Dataset entries on figures:
[BEGIN]

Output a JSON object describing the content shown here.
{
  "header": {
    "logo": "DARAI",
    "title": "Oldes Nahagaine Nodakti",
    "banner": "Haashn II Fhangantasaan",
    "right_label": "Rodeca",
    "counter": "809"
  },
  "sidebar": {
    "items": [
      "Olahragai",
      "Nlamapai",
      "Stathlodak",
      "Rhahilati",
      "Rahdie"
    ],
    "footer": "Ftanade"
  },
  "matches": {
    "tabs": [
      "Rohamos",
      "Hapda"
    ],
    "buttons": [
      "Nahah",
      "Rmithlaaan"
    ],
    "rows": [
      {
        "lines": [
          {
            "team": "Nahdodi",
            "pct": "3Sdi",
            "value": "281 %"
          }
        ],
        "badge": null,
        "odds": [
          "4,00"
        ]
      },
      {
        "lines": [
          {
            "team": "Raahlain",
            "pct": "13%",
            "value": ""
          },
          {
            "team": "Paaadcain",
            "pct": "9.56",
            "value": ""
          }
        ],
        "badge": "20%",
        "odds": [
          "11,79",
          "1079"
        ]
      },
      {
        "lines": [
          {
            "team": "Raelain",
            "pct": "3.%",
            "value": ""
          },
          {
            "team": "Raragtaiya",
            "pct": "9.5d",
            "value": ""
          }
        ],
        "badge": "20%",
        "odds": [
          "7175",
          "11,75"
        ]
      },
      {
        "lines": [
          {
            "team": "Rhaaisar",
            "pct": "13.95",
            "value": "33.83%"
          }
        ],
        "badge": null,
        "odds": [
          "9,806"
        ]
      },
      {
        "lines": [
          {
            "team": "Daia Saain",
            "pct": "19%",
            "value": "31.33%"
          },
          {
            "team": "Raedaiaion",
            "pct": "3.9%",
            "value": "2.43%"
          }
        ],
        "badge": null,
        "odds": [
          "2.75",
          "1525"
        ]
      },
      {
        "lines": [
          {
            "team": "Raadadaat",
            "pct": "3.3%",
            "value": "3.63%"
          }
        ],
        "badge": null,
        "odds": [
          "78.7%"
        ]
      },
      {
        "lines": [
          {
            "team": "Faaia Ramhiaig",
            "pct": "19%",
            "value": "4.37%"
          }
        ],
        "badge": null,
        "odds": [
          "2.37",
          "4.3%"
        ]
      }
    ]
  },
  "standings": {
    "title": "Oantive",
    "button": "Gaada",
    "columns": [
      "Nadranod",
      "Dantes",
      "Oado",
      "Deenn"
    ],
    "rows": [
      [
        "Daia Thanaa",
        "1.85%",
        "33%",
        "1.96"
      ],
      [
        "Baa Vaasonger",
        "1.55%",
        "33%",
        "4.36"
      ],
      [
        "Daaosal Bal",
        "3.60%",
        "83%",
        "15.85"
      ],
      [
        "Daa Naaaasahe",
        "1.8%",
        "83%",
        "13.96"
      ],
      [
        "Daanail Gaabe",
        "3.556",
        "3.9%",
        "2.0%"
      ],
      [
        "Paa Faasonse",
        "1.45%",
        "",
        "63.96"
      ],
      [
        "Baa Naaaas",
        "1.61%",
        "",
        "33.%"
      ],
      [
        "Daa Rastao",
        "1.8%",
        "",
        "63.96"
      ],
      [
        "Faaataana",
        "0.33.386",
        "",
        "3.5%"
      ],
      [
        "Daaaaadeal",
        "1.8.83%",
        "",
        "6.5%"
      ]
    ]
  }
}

[END]

[What is asked] All entries must be repeated verbatim.

[Final answer]
Output a JSON object describing the content shown here.
{
  "header": {
    "logo": "DARAI",
    "title": "Oldes Nahagaine Nodakti",
    "banner": "Haashn II Fhangantasaan",
    "right_label": "Rodeca",
    "counter": "809"
  },
  "sidebar": {
    "items": [
      "Olahragai",
      "Nlamapai",
      "Stathlodak",
      "Rhahilati",
      "Rahdie"
    ],
    "footer": "Ftanade"
  },
  "matches": {
    "tabs": [
      "Rohamos",
      "Hapda"
    ],
    "buttons": [
      "Nahah",
      "Rmithlaaan"
    ],
    "rows": [
      {
        "lines": [
          {
            "team": "Nahdodi",
            "pct": "3Sdi",
            "value": "281 %"
          }
        ],
        "badge": null,
        "odds": [
          "4,00"
        ]
      },
      {
        "lines": [
          {
            "team": "Raahlain",
            "pct": "13%",
            "value": ""
          },
          {
            "team": "Paaadcain",
            "pct": "9.56",
            "value": ""
          }
        ],
        "badge": "20%",
        "odds": [
          "11,79",
          "1079"
        ]
      },
      {
        "lines": [
          {
            "team": "Raelain",
            "pct": "3.%",
            "value": ""
          },
          {
            "team": "Raragtaiya",
            "pct": "9.5d",
            "value": ""
          }
        ],
        "badge": "20%",
        "odds": [
          "7175",
          "11,75"
        ]
      },
      {
        "lines": [
          {
            "team": "Rhaaisar",
            "pct": "13.95",
            "value": "33.83%"
          }
        ],
        "badge": null,
        "odds": [
          "9,806"
        ]
      },
      {
        "lines": [
          {
            "team": "Daia Saain",
            "pct": "19%",
            "value": "31.33%"
          },
          {
            "team": "Raedaiaion",
            "pct": "3.9%",
            "value": "2.43%"
          }
        ],
        "badge": null,
        "odds": [
          "2.75",
          "1525"
        ]
      },
      {
        "lines": [
          {
            "team": "Raadadaat",
            "pct": "3.3%",
            "value": "3.63%"
          }
        ],
        "badge": null,
        "odds": [
          "78.7%"
        ]
      },
      {
        "lines": [
          {
            "team": "Faaia Ramhiaig",
            "pct": "19%",
            "value": "4.37%"
          }
        ],
        "badge": null,
        "odds": [
          "2.37",
          "4.3%"
        ]
      }
    ]
  },
  "standings": {
    "title": "Oantive",
    "button": "Gaada",
    "columns": [
      "Nadranod",
      "Dantes",
      "Oado",
      "Deenn"
    ],
    "rows": [
      [
        "Daia Thanaa",
        "1.85%",
        "33%",
        "1.96"
      ],
      [
        "Baa Vaasonger",
        "1.55%",
        "33%",
        "4.36"
      ],
      [
        "Daaosal Bal",
        "3.60%",
        "83%",
        "15.85"
      ],
      [
        "Daa Naaaasahe",
        "1.8%",
        "83%",
        "13.96"
      ],
      [
        "Daanail Gaabe",
        "3.556",
        "3.9%",
        "2.0%"
      ],
      [
        "Paa Faasonse",
        "1.45%",
        "",
        "63.96"
      ],
      [
        "Baa Naaaas",
        "1.61%",
        "",
        "33.%"
      ],
      [
        "Daa Rastao",
        "1.8%",
        "",
        "63.96"
      ],
      [
        "Faaataana",
        "0.33.386",
        "",
        "3.5%"
      ],
      [
        "Daaaaadeal",
        "1.8.83%",
        "",
        "6.5%"
      ]
    ]
  }
}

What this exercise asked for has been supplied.